Supplied material:

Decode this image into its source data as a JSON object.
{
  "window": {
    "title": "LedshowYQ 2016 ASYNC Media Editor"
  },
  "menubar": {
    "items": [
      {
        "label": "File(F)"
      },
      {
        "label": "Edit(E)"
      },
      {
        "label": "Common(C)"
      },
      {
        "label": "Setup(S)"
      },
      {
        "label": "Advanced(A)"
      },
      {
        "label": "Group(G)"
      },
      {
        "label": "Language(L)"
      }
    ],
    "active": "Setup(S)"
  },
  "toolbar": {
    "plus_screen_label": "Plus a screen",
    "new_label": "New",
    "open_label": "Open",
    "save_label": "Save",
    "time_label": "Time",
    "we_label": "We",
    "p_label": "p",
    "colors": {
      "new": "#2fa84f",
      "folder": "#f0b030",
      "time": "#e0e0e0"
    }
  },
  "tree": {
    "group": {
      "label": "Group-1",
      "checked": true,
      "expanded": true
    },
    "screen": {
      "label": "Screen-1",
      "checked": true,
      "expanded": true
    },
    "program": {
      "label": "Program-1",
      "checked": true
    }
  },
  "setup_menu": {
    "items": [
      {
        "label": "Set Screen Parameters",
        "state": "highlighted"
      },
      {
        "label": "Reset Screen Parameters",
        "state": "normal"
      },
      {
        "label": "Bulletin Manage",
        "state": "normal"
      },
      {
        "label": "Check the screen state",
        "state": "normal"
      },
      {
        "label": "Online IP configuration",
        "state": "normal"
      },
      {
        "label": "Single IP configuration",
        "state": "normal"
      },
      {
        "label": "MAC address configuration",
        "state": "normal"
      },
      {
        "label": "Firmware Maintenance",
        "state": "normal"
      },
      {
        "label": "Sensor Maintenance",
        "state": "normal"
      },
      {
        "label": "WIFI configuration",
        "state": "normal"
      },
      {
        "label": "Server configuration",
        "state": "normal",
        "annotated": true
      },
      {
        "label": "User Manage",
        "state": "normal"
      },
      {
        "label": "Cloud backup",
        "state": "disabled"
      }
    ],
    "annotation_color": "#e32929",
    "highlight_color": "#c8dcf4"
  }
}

Given request:
Retype the data in full and match it exactly.

Solution for this task:
Decode this image into its source data as a JSON object.
{
  "window": {
    "title": "LedshowYQ 2016 ASYNC Media Editor"
  },
  "menubar": {
    "items": [
      {
        "label": "File(F)"
      },
      {
        "label": "Edit(E)"
      },
      {
        "label": "Common(C)"
      },
      {
        "label": "Setup(S)"
      },
      {
        "label": "Advanced(A)"
      },
      {
        "label": "Group(G)"
      },
      {
        "label": "Language(L)"
      }
    ],
    "active": "Setup(S)"
  },
  "toolbar": {
    "plus_screen_label": "Plus a screen",
    "new_label": "New",
    "open_label": "Open",
    "save_label": "Save",
    "time_label": "Time",
    "we_label": "We",
    "p_label": "p",
    "colors": {
      "new": "#2fa84f",
      "folder": "#f0b030",
      "time": "#e0e0e0"
    }
  },
  "tree": {
    "group": {
      "label": "Group-1",
      "checked": true,
      "expanded": true
    },
    "screen": {
      "label": "Screen-1",
      "checked": true,
      "expanded": true
    },
    "program": {
      "label": "Program-1",
      "checked": true
    }
  },
  "setup_menu": {
    "items": [
      {
        "label": "Set Screen Parameters",
        "state": "highlighted"
      },
      {
        "label": "Reset Screen Parameters",
        "state": "normal"
      },
      {
        "label": "Bulletin Manage",
        "state": "normal"
      },
      {
        "label": "Check the screen state",
        "state": "normal"
      },
      {
        "label": "Online IP configuration",
        "state": "normal"
      },
      {
        "label": "Single IP configuration",
        "state": "normal"
      },
      {
        "label": "MAC address configuration",
        "state": "normal"
      },
      {
        "label": "Firmware Maintenance",
        "state": "normal"
      },
      {
        "label": "Sensor Maintenance",
        "state": "normal"
      },
      {
        "label": "WIFI configuration",
        "state": "normal"
      },
      {
        "label": "Server configuration",
        "state": "normal",
        "annotated": true
      },
      {
        "label": "User Manage",
        "state": "normal"
      },
      {
        "label": "Cloud backup",
        "state": "disabled"
      }
    ],
    "annotation_color": "#e32929",
    "highlight_color": "#c8dcf4"
  }
}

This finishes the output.